> [PROBLEM STATEMENT] In the records below, find the line containing "Decode this image", then extract that line and all subsequent lines exactly, leaving out everything else.

Figure contents as structured data:
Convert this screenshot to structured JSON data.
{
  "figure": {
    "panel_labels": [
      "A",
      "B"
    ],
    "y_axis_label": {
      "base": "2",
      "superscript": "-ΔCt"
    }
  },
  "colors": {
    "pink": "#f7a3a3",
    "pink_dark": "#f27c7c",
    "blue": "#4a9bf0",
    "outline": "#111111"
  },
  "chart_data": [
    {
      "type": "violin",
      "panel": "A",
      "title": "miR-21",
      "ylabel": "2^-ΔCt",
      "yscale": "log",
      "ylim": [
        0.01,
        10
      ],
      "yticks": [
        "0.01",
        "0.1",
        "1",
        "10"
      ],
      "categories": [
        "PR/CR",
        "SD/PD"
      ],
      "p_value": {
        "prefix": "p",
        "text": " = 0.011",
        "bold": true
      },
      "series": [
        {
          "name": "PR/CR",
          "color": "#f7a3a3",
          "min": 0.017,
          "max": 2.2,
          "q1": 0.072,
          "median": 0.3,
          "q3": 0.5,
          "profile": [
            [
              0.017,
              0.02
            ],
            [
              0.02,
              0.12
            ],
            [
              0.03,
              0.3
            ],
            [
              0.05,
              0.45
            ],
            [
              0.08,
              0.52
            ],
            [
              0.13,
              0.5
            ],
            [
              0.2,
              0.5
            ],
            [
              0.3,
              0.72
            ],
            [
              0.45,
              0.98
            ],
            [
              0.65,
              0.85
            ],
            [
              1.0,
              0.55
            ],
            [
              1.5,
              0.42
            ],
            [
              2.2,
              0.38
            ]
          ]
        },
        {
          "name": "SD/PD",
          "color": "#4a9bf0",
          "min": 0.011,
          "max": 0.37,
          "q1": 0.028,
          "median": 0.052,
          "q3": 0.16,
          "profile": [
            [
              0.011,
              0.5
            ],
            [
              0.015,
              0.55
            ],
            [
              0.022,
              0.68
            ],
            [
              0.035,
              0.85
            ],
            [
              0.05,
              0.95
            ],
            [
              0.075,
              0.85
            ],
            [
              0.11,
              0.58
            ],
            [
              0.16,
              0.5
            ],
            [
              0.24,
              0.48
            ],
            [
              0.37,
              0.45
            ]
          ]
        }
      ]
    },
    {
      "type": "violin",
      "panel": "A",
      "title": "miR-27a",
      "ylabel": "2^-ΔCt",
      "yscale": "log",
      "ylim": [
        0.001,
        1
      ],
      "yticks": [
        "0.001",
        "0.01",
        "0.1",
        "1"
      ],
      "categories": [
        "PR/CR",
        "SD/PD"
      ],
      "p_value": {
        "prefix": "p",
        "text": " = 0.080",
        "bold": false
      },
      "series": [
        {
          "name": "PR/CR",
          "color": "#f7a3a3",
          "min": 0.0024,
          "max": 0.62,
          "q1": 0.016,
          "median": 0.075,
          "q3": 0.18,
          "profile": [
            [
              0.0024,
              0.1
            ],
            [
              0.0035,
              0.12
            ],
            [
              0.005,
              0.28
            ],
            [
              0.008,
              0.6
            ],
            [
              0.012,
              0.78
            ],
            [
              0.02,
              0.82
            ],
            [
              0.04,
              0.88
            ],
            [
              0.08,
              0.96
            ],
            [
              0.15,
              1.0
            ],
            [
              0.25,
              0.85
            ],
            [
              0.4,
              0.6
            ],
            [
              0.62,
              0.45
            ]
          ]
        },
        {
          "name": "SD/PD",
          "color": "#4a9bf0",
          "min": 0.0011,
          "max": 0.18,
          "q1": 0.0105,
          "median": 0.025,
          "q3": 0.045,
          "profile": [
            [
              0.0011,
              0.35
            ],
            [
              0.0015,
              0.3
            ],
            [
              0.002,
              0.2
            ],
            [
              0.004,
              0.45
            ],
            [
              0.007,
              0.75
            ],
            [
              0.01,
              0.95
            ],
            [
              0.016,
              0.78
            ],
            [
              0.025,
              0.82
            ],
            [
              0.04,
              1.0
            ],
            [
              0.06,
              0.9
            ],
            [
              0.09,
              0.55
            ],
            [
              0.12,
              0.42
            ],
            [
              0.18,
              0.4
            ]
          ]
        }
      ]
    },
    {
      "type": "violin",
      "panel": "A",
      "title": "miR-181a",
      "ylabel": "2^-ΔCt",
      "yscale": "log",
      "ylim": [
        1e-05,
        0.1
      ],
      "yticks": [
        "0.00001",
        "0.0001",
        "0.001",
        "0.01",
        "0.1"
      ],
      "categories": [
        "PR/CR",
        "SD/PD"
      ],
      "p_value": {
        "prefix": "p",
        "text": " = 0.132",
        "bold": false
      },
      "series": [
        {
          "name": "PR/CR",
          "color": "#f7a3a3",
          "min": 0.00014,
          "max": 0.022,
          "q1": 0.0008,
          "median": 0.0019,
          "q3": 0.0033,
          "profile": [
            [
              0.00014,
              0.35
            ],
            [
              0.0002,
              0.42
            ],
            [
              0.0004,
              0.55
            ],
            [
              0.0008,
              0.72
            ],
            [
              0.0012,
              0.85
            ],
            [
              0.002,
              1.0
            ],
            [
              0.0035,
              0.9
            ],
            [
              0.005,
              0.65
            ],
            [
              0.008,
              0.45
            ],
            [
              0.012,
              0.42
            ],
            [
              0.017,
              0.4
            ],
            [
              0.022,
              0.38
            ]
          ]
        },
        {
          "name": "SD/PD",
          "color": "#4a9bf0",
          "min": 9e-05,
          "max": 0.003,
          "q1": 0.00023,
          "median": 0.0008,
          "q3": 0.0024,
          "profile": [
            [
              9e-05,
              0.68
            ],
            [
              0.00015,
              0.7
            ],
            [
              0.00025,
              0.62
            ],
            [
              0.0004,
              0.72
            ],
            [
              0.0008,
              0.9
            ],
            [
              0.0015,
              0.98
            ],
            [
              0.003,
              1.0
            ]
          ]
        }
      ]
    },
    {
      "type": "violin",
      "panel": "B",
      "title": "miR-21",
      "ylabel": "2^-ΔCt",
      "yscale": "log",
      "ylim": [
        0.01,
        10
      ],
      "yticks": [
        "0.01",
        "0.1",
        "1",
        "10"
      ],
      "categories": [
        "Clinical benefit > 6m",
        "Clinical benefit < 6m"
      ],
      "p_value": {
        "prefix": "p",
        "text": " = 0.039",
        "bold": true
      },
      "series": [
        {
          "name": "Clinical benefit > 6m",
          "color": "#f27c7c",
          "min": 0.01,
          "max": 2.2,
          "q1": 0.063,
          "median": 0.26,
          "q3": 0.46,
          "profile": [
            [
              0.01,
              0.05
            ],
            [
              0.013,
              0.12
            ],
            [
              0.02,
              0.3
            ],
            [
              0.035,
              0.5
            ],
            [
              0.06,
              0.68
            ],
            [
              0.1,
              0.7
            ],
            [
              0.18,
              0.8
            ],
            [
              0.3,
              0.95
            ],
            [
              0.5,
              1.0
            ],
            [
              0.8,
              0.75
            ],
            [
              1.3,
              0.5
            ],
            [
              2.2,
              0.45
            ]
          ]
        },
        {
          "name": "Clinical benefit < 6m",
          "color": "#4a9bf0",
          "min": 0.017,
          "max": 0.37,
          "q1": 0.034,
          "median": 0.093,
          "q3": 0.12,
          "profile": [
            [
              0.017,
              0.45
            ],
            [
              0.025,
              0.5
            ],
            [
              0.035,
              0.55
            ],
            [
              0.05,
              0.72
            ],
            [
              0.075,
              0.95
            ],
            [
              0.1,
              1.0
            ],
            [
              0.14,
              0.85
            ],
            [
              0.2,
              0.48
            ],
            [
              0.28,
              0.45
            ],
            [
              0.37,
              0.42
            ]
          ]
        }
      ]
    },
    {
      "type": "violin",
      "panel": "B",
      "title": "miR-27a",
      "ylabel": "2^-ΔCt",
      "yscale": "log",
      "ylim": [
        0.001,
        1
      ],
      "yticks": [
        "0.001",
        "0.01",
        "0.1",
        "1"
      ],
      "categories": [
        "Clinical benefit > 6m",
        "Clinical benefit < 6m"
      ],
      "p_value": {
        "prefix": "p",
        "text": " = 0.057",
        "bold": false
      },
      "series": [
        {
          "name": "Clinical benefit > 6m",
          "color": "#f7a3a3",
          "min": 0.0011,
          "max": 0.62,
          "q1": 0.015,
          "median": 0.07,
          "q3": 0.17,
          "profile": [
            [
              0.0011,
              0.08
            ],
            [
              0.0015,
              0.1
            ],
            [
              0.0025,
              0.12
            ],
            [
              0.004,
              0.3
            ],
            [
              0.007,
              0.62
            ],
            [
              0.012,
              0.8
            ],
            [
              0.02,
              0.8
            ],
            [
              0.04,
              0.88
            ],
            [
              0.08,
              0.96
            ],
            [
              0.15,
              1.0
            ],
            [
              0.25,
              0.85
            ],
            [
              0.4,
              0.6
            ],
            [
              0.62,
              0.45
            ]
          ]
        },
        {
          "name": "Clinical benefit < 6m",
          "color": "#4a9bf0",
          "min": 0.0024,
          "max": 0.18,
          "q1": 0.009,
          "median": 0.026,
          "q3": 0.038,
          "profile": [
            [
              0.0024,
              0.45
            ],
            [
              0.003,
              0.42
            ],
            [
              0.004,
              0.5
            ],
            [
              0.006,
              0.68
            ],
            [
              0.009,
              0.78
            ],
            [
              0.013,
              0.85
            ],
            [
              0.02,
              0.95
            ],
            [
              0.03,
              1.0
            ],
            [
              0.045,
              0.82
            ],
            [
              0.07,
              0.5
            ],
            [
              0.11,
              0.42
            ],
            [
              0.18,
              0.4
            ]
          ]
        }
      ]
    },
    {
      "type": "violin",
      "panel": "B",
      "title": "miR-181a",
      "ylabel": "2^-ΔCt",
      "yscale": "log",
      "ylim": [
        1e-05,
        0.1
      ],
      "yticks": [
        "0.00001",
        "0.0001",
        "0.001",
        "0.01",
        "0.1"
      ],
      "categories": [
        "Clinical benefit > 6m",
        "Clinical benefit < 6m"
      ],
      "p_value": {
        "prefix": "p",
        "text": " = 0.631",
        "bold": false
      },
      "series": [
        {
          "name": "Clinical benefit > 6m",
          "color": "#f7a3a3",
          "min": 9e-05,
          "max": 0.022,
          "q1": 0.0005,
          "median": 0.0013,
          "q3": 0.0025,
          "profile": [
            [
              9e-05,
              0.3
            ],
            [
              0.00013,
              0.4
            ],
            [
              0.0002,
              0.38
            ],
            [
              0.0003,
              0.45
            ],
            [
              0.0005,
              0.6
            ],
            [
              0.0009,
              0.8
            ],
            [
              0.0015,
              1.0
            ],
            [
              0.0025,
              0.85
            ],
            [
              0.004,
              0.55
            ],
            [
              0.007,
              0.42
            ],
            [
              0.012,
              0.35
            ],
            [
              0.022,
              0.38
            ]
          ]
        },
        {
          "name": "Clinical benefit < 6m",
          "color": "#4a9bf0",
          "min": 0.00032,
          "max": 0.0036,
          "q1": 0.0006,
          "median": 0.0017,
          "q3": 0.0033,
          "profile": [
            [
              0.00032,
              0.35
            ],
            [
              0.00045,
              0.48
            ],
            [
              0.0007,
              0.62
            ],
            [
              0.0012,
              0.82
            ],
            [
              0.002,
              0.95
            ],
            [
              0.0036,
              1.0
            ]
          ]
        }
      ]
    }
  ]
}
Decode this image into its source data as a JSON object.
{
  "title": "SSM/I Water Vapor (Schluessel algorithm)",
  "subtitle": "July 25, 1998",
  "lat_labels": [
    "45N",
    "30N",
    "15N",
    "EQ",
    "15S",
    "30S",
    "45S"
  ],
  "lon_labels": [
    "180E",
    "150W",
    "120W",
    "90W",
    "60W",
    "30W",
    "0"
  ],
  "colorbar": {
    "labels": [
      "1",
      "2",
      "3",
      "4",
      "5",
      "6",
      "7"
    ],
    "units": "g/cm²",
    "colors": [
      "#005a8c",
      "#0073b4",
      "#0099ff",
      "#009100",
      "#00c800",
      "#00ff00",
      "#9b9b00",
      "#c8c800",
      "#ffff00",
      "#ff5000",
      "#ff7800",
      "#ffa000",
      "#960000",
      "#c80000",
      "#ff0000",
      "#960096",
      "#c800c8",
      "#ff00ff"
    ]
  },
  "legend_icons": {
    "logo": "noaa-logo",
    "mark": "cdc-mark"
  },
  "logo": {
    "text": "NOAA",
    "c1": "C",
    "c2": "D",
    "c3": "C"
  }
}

> [FINISHED TASK]
Decode this image into its source data as a JSON object.
{
  "title": "SSM/I Water Vapor (Schluessel algorithm)",
  "subtitle": "July 25, 1998",
  "lat_labels": [
    "45N",
    "30N",
    "15N",
    "EQ",
    "15S",
    "30S",
    "45S"
  ],
  "lon_labels": [
    "180E",
    "150W",
    "120W",
    "90W",
    "60W",
    "30W",
    "0"
  ],
  "colorbar": {
    "labels": [
      "1",
      "2",
      "3",
      "4",
      "5",
      "6",
      "7"
    ],
    "units": "g/cm²",
    "colors": [
      "#005a8c",
      "#0073b4",
      "#0099ff",
      "#009100",
      "#00c800",
      "#00ff00",
      "#9b9b00",
      "#c8c800",
      "#ffff00",
      "#ff5000",
      "#ff7800",
      "#ffa000",
      "#960000",
      "#c80000",
      "#ff0000",
      "#960096",
      "#c800c8",
      "#ff00ff"
    ]
  },
  "legend_icons": {
    "logo": "noaa-logo",
    "mark": "cdc-mark"
  },
  "logo": {
    "text": "NOAA",
    "c1": "C",
    "c2": "D",
    "c3": "C"
  }
}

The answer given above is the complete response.